(Figure record listings)

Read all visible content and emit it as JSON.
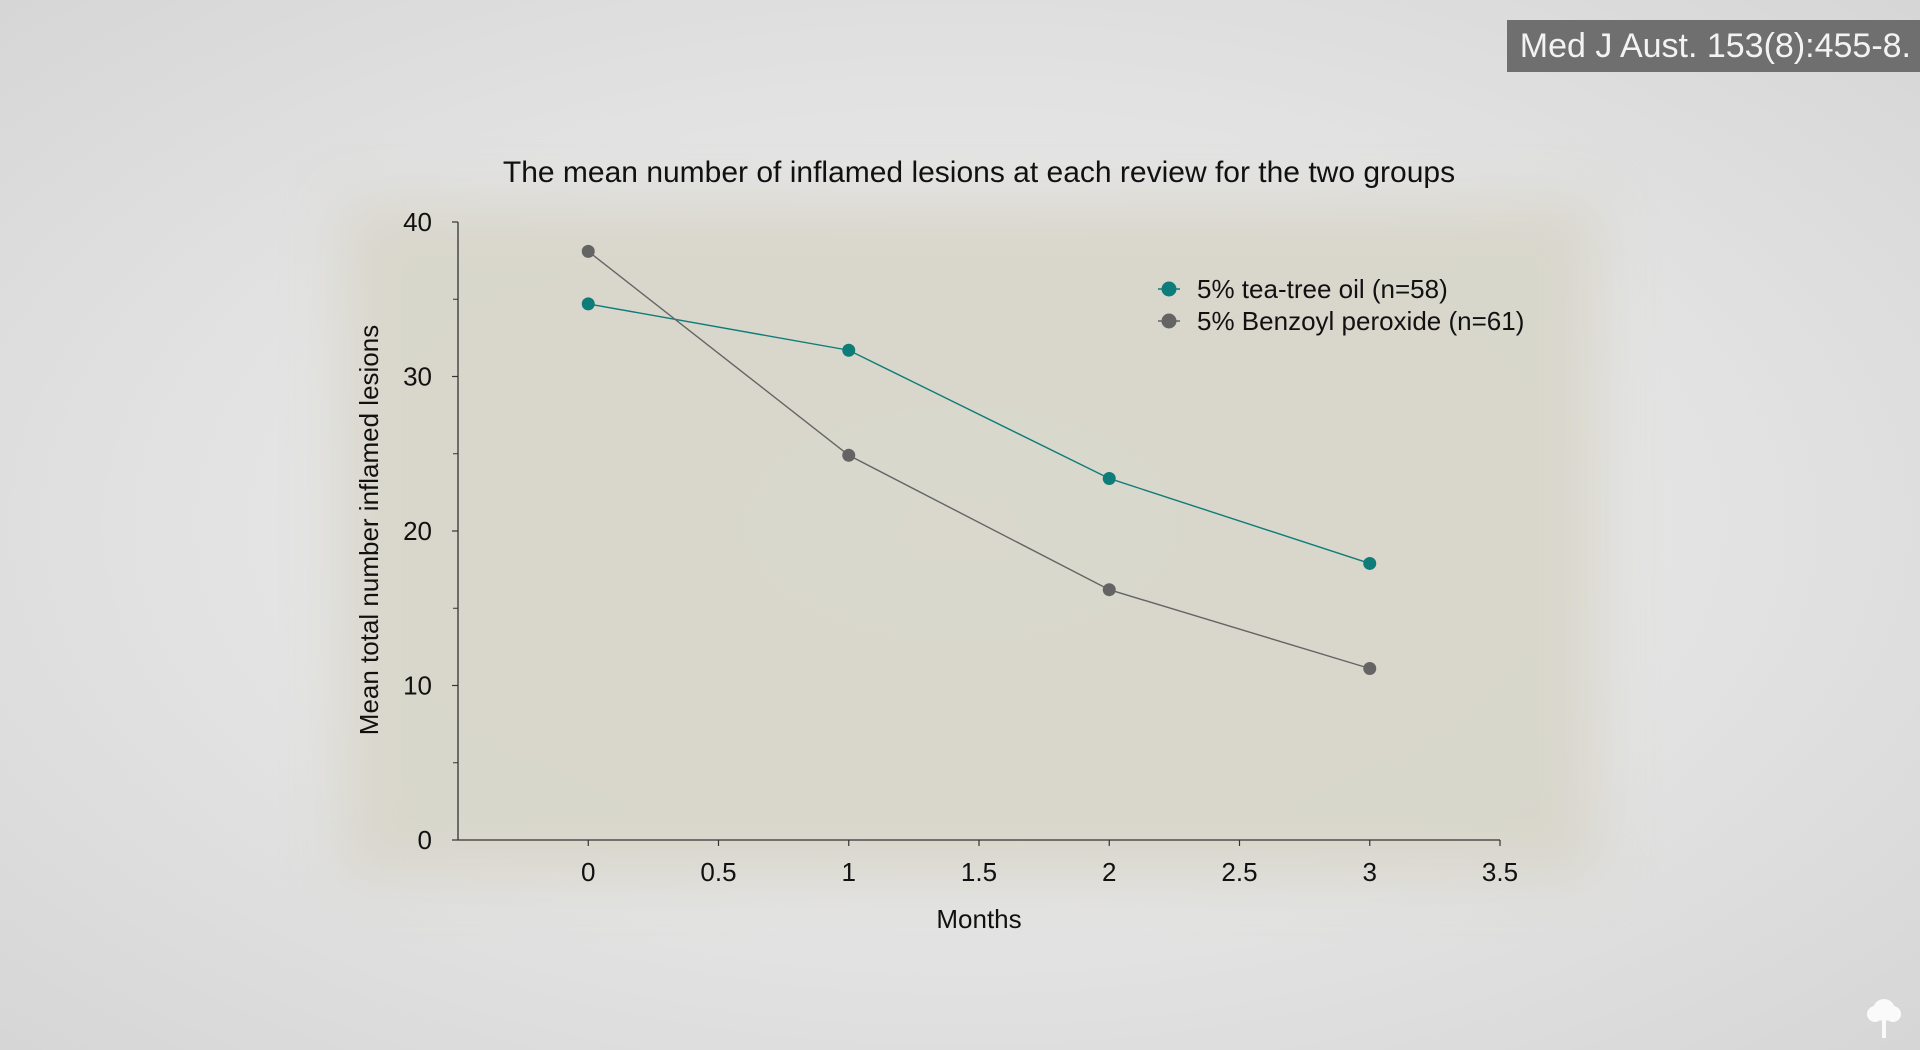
{
  "citation": "Med J Aust. 153(8):455-8.",
  "chart_data": {
    "type": "line",
    "title": "The mean number of inflamed lesions at each review for the two groups",
    "xlabel": "Months",
    "ylabel": "Mean total number inflamed lesions",
    "xlim": [
      -0.5,
      3.5
    ],
    "ylim": [
      0,
      40
    ],
    "x_ticks": [
      "0",
      "0.5",
      "1",
      "1.5",
      "2",
      "2.5",
      "3",
      "3.5"
    ],
    "y_ticks": [
      "0",
      "10",
      "20",
      "30",
      "40"
    ],
    "x": [
      0,
      1,
      2,
      3
    ],
    "series": [
      {
        "name": "5% tea-tree oil (n=58)",
        "values": [
          34.7,
          31.7,
          23.4,
          17.9
        ],
        "color": "#0e7c78"
      },
      {
        "name": "5% Benzoyl peroxide (n=61)",
        "values": [
          38.1,
          24.9,
          16.2,
          11.1
        ],
        "color": "#646464"
      }
    ],
    "legend_position": "top-right",
    "grid": false
  },
  "icons": {
    "logo": "tree-icon"
  }
}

Written instruction = Quote the entries in full. Any image among them is to be omitted from the copy.

Exercise result =
Read all visible content and emit it as JSON.
{
  "citation": "Med J Aust. 153(8):455-8.",
  "chart_data": {
    "type": "line",
    "title": "The mean number of inflamed lesions at each review for the two groups",
    "xlabel": "Months",
    "ylabel": "Mean total number inflamed lesions",
    "xlim": [
      -0.5,
      3.5
    ],
    "ylim": [
      0,
      40
    ],
    "x_ticks": [
      "0",
      "0.5",
      "1",
      "1.5",
      "2",
      "2.5",
      "3",
      "3.5"
    ],
    "y_ticks": [
      "0",
      "10",
      "20",
      "30",
      "40"
    ],
    "x": [
      0,
      1,
      2,
      3
    ],
    "series": [
      {
        "name": "5% tea-tree oil (n=58)",
        "values": [
          34.7,
          31.7,
          23.4,
          17.9
        ],
        "color": "#0e7c78"
      },
      {
        "name": "5% Benzoyl peroxide (n=61)",
        "values": [
          38.1,
          24.9,
          16.2,
          11.1
        ],
        "color": "#646464"
      }
    ],
    "legend_position": "top-right",
    "grid": false
  },
  "icons": {
    "logo": "tree-icon"
  }
}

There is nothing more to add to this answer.